▶ [EXERCISE]:
Gather all lines in the records below that include the word "right".

(Extracts from a graphics dataset)
++++++++++
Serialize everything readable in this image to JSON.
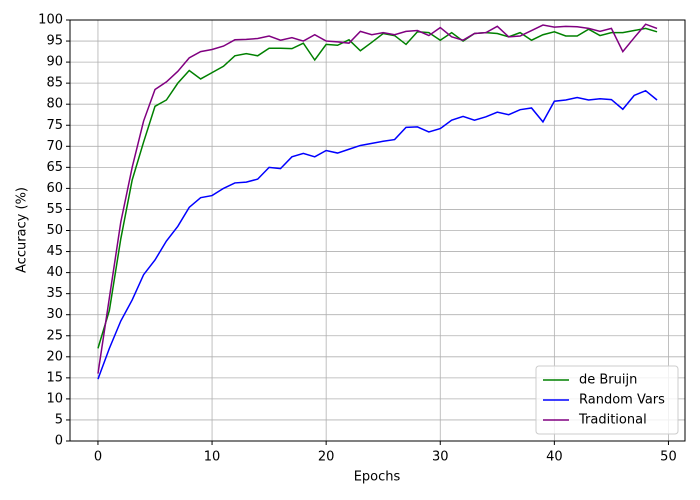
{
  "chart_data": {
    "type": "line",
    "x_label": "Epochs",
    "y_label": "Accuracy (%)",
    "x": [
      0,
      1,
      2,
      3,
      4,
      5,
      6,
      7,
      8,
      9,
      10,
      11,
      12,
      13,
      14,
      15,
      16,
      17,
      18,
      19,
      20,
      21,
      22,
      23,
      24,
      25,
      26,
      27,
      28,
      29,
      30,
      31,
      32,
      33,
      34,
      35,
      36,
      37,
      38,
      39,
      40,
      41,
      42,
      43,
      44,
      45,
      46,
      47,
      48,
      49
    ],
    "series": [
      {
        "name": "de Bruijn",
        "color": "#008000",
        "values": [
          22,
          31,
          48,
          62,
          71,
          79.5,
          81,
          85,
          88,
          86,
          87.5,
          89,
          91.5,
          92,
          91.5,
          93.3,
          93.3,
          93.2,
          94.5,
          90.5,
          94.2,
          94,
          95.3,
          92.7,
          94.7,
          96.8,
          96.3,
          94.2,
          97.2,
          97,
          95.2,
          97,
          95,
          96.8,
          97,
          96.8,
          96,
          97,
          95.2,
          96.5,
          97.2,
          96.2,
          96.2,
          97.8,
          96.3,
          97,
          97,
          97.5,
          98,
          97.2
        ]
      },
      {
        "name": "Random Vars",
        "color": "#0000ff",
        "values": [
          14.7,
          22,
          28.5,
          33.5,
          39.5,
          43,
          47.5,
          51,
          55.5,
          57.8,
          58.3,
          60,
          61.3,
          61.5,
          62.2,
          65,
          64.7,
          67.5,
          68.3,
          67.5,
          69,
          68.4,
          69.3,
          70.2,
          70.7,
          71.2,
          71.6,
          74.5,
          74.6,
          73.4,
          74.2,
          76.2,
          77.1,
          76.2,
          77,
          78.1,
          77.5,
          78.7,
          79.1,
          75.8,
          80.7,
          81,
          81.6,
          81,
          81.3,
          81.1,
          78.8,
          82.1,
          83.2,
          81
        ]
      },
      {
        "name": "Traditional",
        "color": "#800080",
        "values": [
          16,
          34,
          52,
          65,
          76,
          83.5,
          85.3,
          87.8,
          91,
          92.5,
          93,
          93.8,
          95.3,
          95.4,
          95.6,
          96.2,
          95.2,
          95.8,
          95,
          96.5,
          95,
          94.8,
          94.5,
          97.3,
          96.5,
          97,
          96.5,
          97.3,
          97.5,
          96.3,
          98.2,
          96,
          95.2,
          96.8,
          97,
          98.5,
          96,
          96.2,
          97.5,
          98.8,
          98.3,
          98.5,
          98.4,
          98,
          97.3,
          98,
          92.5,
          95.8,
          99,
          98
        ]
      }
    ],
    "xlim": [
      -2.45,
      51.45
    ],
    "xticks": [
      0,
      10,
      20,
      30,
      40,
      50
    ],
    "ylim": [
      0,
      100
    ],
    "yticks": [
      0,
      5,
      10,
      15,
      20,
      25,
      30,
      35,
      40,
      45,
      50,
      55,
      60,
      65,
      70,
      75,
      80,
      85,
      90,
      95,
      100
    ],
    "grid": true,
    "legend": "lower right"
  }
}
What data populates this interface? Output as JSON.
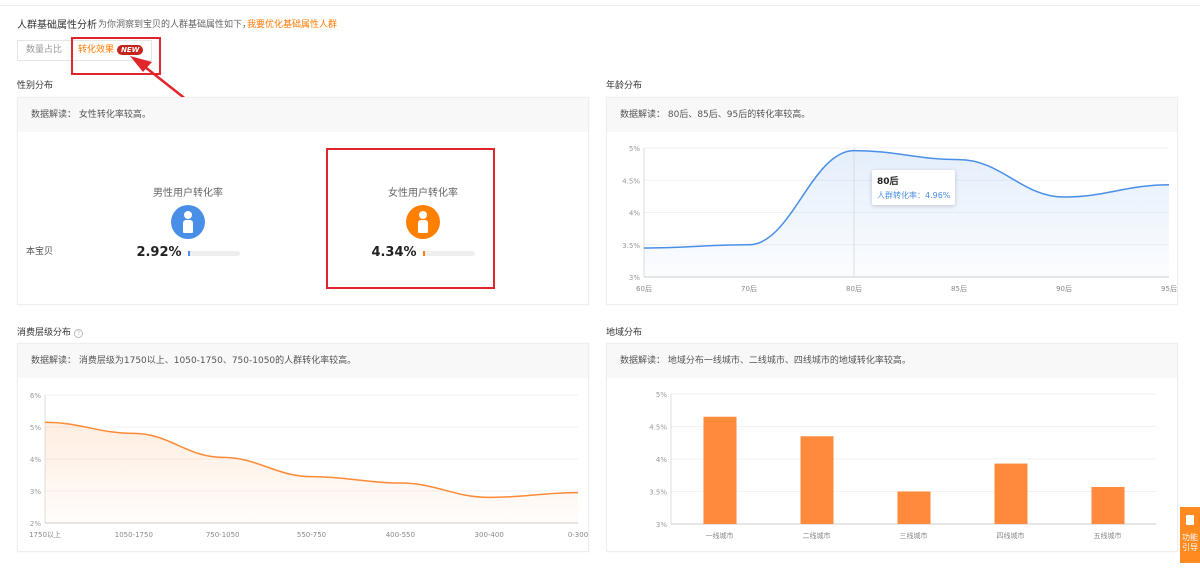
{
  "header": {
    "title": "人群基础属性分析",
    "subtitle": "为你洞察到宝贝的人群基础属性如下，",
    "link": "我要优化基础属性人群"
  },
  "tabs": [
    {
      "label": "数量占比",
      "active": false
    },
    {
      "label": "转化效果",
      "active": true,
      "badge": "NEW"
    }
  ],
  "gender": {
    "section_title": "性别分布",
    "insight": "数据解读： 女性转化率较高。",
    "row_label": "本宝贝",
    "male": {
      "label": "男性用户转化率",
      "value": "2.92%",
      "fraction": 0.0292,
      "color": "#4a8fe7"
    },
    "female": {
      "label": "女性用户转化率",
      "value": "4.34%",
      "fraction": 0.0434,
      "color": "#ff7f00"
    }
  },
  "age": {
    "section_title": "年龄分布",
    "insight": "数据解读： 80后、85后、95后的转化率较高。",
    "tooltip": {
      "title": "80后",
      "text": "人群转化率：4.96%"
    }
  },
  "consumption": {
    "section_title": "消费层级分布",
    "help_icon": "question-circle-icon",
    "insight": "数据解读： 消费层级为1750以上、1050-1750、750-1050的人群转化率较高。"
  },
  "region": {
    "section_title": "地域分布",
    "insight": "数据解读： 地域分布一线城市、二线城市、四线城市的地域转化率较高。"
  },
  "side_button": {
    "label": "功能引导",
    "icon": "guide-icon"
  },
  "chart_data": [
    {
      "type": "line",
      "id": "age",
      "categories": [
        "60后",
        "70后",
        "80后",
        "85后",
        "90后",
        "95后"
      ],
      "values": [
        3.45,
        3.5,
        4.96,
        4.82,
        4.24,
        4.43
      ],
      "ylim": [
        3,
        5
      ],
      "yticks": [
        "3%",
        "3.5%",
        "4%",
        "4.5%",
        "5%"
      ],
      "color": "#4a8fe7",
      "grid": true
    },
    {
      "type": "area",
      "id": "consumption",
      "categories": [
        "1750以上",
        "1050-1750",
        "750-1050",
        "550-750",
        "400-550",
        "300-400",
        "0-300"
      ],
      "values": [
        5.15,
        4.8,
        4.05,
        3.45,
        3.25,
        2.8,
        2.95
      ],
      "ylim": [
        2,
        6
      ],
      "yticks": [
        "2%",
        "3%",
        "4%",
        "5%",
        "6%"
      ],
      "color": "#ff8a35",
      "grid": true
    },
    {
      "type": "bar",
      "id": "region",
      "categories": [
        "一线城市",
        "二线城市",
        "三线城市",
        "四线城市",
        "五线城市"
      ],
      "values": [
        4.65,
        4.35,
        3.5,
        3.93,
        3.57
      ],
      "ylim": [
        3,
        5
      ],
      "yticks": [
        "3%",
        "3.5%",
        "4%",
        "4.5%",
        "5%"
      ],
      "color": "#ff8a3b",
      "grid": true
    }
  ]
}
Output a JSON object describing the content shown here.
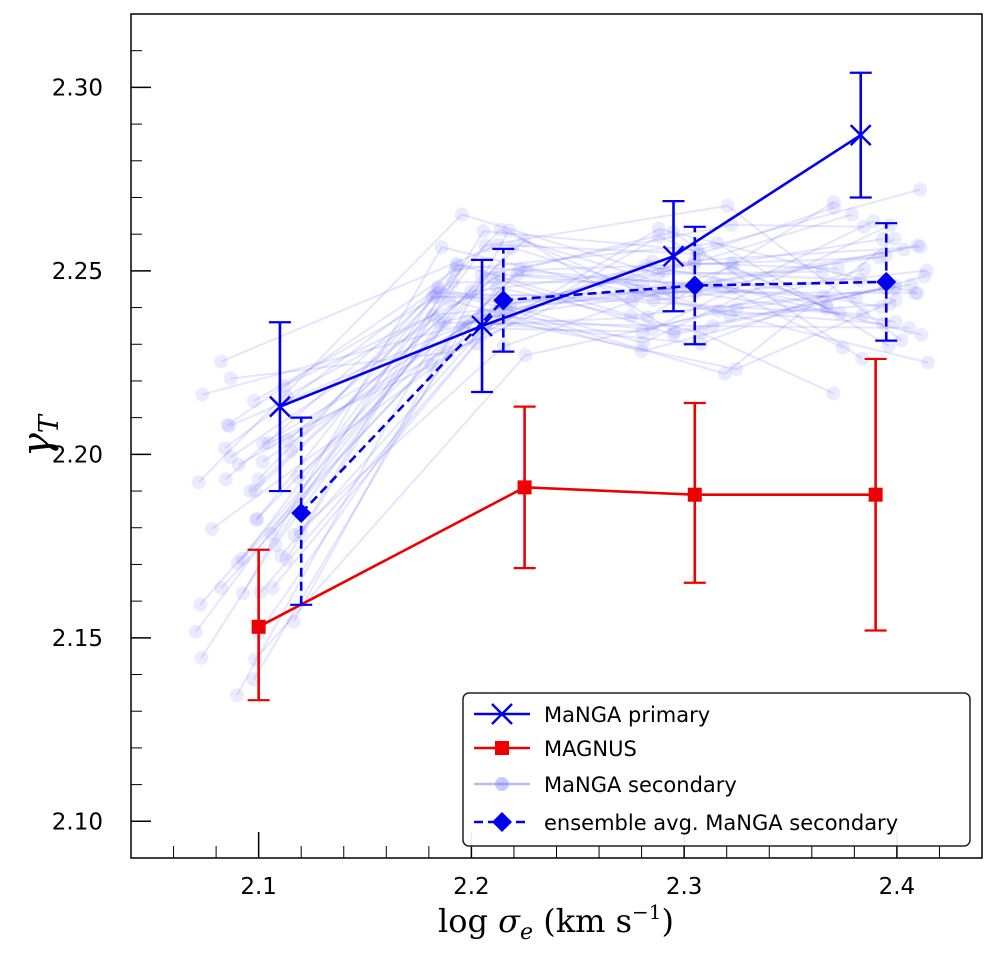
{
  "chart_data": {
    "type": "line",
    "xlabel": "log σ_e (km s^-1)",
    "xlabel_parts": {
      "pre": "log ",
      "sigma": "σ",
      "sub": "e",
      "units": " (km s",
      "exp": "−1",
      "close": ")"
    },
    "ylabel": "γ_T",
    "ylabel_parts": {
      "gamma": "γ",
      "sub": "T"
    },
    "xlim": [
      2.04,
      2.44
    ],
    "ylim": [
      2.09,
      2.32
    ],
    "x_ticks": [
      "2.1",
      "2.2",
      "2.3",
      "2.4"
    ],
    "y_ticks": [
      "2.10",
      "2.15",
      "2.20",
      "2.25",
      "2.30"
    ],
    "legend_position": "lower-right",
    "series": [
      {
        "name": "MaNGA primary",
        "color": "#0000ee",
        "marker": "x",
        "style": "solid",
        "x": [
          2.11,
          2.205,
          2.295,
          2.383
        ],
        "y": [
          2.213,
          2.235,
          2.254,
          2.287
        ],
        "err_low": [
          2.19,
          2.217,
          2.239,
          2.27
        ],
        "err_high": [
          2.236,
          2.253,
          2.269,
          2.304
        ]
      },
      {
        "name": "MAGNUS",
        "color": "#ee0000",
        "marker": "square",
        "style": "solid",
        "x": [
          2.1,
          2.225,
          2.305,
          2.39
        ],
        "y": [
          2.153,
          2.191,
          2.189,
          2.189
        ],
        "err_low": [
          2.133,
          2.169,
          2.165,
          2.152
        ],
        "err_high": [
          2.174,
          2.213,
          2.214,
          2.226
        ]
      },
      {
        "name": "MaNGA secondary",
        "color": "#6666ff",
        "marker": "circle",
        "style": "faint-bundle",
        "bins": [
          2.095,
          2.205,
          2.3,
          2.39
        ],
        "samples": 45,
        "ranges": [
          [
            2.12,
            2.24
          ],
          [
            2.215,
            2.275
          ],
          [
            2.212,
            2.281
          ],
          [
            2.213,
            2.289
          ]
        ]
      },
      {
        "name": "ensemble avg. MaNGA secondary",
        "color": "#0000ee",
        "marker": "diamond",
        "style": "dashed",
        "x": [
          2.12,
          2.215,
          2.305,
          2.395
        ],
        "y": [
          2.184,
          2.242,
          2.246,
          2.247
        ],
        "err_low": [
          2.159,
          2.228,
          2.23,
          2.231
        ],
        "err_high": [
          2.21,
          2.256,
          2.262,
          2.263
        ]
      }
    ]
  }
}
++++++++++
▶ [SOLVED PROBLEM]:
    "legend": "lower right"
    "legend_position": "lower-right",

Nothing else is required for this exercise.